• DATA ROWS:
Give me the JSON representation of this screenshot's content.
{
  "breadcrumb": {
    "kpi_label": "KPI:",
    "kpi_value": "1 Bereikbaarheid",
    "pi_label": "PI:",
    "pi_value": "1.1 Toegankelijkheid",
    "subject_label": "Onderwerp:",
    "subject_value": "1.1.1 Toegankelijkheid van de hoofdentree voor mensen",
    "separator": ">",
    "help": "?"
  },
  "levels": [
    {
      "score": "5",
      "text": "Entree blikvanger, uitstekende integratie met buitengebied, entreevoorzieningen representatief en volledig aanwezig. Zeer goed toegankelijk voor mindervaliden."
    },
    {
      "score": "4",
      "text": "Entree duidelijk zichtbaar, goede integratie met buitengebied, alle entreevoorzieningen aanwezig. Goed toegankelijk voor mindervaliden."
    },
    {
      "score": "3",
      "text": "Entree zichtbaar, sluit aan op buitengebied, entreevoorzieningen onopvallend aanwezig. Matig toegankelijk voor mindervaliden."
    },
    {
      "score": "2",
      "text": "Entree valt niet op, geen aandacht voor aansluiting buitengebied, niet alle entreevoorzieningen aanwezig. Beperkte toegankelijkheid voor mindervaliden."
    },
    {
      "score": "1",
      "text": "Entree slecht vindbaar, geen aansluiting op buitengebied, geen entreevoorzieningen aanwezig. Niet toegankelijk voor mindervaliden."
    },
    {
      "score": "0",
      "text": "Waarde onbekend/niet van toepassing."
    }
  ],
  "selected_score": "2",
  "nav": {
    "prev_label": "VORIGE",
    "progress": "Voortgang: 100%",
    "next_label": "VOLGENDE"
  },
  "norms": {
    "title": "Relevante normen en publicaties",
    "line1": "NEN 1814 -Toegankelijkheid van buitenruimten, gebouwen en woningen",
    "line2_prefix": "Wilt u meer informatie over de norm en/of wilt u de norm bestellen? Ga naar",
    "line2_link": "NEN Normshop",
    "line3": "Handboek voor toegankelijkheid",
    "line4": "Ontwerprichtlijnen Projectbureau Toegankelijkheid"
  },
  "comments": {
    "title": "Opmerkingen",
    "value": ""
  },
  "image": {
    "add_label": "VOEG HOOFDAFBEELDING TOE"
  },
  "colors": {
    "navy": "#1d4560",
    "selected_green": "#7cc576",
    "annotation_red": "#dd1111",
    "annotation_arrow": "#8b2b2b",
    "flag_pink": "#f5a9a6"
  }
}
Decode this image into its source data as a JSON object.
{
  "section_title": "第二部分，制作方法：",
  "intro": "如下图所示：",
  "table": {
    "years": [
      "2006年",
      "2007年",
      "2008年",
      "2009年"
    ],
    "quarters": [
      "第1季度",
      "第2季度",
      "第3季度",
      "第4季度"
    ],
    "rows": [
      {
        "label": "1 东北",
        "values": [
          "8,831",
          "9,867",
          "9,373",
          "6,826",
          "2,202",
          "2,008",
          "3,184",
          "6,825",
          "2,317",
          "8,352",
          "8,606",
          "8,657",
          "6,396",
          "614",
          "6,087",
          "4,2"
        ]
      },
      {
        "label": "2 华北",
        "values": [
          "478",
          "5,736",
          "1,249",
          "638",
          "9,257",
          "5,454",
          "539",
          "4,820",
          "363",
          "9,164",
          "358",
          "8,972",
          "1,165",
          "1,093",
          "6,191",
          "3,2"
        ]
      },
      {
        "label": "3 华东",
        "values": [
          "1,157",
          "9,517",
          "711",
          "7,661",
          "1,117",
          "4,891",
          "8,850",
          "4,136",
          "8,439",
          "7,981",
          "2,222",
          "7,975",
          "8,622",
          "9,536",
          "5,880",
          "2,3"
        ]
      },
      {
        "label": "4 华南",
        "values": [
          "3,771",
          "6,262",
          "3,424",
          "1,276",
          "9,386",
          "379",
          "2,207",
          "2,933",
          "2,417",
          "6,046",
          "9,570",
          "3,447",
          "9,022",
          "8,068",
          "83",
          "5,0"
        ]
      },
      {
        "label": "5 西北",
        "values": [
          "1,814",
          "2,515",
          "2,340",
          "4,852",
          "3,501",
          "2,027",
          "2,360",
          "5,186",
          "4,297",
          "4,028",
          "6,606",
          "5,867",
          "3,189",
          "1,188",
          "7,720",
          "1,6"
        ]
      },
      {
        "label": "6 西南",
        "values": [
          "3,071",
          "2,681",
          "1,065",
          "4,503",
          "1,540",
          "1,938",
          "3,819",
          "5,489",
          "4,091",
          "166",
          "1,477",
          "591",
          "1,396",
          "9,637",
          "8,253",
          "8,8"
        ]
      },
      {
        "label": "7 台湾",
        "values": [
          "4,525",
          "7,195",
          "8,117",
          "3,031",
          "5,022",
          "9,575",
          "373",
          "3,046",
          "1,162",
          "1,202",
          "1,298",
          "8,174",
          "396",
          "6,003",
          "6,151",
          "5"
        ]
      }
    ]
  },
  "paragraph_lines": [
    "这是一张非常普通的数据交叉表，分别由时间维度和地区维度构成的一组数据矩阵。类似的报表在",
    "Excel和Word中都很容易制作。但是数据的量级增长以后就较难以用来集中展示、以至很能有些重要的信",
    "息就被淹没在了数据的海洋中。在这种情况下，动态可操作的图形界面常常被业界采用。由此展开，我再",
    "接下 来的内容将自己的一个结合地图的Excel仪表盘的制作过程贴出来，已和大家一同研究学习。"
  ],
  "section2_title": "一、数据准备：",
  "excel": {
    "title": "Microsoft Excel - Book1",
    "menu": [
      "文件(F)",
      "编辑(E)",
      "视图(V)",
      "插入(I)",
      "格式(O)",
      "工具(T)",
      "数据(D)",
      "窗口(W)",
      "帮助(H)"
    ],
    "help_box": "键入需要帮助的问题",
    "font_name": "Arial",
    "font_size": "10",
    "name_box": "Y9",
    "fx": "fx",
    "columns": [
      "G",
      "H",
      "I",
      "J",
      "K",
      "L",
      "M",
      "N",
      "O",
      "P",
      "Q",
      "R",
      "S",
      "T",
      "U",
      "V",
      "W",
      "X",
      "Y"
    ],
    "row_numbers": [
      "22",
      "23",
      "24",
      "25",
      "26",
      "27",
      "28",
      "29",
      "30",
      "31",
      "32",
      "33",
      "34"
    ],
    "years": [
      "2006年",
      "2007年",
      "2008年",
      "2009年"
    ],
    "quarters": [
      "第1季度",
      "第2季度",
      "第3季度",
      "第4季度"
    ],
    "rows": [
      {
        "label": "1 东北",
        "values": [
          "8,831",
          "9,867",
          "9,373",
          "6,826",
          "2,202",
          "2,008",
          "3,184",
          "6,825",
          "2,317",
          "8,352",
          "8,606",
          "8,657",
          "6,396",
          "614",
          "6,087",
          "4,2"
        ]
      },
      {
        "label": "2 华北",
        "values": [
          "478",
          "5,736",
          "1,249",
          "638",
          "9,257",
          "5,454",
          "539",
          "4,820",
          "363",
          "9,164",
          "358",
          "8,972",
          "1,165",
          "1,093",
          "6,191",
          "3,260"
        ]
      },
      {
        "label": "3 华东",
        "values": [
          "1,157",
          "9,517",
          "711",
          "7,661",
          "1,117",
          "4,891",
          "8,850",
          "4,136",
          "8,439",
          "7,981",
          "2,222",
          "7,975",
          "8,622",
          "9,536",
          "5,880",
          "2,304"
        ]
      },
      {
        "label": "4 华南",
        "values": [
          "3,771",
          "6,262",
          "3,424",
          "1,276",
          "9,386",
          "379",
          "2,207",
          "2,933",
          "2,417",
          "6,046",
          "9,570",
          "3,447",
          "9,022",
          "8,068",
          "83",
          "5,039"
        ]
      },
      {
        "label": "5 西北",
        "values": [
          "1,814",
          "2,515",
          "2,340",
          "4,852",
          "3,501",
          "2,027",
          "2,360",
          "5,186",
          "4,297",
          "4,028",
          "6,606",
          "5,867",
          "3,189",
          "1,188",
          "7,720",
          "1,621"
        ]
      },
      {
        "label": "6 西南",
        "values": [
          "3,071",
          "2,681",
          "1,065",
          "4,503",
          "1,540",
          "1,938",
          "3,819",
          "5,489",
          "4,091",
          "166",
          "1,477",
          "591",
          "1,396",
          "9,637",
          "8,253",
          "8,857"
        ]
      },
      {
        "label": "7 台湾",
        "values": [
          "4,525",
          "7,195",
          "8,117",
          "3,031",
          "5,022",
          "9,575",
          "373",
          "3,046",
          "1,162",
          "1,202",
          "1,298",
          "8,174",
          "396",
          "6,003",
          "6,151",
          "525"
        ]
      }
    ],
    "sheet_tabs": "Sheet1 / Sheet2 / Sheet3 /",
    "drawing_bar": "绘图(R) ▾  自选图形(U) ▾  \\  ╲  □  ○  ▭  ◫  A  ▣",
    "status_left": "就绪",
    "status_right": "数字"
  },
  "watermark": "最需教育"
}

• WHAT IS REQUIRED: Pull every line containing the word "buitengebied" out of the material and copy it.

• OUTPUT OF THE EXERCISE:
      "text": "Entree blikvanger, uitstekende integratie met buitengebied, entreevoorzieningen representatief en volledig aanwezig. Zeer goed toegankelijk voor mindervaliden."
      "text": "Entree duidelijk zichtbaar, goede integratie met buitengebied, alle entreevoorzieningen aanwezig. Goed toegankelijk voor mindervaliden."
      "text": "Entree zichtbaar, sluit aan op buitengebied, entreevoorzieningen onopvallend aanwezig. Matig toegankelijk voor mindervaliden."
      "text": "Entree valt niet op, geen aandacht voor aansluiting buitengebied, niet alle entreevoorzieningen aanwezig. Beperkte toegankelijkheid voor mindervaliden."
      "text": "Entree slecht vindbaar, geen aansluiting op buitengebied, geen entreevoorzieningen aanwezig. Niet toegankelijk voor mindervaliden."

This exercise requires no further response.